[start of PROVIDED DATA]

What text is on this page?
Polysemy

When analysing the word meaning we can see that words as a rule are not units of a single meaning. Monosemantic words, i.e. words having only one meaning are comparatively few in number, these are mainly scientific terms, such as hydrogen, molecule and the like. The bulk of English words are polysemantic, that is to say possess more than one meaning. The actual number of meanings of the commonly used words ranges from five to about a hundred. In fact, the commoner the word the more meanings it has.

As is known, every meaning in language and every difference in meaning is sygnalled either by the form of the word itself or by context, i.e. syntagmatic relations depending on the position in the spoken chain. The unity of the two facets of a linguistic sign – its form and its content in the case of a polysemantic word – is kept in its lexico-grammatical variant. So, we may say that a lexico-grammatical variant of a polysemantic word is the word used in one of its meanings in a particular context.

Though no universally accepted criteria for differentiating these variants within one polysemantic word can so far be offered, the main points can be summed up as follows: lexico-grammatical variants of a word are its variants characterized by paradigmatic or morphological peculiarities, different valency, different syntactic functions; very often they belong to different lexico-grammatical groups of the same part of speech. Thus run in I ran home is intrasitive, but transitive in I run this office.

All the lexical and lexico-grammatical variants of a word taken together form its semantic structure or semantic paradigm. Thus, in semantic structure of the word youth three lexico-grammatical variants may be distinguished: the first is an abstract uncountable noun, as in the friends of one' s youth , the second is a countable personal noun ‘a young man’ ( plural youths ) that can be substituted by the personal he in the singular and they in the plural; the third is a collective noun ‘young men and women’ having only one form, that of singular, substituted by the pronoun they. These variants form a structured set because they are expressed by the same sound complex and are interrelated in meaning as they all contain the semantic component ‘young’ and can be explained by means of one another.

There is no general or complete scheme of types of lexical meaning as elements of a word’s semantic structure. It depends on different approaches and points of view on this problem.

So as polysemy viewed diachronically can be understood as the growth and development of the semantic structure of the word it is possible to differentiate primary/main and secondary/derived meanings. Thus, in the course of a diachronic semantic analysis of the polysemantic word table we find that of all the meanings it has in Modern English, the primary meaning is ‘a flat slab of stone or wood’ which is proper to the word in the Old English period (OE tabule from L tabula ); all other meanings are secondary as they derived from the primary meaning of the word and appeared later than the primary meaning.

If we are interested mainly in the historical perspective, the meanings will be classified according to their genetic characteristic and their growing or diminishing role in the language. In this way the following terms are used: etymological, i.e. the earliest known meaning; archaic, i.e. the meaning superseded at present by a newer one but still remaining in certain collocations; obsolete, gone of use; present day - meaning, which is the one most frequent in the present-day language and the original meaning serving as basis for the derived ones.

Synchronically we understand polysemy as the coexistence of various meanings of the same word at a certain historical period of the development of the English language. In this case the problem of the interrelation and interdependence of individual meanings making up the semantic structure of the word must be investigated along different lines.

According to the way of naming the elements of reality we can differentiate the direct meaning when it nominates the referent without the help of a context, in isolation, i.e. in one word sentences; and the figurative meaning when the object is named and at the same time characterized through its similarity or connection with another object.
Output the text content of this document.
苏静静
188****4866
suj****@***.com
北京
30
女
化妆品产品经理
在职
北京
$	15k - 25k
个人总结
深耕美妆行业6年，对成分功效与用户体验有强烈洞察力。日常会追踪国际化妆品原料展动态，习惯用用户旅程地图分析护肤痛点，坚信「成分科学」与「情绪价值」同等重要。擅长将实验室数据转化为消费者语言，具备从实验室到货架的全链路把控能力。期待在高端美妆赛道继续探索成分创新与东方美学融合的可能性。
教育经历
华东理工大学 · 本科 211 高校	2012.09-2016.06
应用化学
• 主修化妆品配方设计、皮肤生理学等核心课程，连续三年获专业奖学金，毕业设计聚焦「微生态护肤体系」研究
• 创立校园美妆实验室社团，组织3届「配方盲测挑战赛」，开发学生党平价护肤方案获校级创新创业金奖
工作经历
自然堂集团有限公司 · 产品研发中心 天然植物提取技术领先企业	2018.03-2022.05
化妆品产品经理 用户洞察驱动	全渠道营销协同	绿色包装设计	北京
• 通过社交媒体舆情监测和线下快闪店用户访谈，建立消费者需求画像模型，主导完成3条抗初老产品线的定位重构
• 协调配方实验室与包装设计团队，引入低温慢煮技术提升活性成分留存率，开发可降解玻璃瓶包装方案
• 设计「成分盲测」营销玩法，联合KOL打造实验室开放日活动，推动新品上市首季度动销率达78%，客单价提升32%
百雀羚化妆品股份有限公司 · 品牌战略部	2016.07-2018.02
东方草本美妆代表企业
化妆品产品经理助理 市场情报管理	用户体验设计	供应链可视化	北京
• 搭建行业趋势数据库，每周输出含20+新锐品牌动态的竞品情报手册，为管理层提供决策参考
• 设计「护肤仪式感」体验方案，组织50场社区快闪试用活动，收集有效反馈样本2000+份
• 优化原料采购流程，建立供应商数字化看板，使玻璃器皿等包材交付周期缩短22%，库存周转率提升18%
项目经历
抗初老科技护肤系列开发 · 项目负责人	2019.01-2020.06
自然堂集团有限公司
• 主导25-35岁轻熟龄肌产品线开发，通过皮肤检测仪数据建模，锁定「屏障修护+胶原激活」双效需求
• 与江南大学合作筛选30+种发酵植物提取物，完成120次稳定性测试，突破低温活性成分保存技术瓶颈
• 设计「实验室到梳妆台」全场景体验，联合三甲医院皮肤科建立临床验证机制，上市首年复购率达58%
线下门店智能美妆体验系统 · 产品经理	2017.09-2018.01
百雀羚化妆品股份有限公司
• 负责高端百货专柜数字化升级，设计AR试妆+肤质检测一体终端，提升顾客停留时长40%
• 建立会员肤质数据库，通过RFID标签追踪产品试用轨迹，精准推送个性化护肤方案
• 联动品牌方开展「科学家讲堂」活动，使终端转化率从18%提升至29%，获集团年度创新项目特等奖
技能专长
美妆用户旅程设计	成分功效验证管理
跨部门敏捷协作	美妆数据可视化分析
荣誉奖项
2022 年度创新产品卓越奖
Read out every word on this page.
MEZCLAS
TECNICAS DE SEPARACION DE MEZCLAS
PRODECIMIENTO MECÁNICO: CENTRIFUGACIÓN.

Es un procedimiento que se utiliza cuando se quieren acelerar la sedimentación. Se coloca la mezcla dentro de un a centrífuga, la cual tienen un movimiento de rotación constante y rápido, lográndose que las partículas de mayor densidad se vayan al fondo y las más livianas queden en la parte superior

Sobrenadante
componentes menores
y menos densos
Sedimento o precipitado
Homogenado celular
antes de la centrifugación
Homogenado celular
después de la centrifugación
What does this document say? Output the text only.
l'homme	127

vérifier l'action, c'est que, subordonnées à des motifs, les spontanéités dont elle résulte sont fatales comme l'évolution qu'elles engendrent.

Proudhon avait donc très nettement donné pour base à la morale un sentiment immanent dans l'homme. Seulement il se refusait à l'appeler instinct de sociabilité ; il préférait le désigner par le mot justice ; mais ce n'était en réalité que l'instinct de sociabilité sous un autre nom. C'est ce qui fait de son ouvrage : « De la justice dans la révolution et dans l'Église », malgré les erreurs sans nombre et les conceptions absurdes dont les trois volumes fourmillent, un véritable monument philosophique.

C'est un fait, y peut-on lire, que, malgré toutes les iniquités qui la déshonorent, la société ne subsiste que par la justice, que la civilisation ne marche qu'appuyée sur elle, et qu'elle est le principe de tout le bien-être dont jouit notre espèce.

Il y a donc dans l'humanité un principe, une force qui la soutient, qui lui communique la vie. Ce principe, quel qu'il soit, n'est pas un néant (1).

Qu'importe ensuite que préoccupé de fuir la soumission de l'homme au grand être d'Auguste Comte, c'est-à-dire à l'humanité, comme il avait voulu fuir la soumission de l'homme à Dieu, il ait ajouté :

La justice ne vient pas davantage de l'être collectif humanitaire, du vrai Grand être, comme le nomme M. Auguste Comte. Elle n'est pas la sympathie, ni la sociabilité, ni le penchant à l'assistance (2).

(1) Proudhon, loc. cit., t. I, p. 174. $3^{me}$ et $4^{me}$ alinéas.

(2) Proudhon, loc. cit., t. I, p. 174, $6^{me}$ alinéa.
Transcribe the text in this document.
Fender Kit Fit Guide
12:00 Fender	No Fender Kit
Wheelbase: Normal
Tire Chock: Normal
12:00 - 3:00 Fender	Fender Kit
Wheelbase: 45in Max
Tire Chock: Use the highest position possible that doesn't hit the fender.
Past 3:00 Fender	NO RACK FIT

[end of PROVIDED DATA]

▶ _OBJECTIVE_
Report all lines of the data that include the word "Tire".

▶ _SOLUTION TO THE EXERCISE_
Tire Chock: Normal
Tire Chock: Use the highest position possible that doesn't hit the fender.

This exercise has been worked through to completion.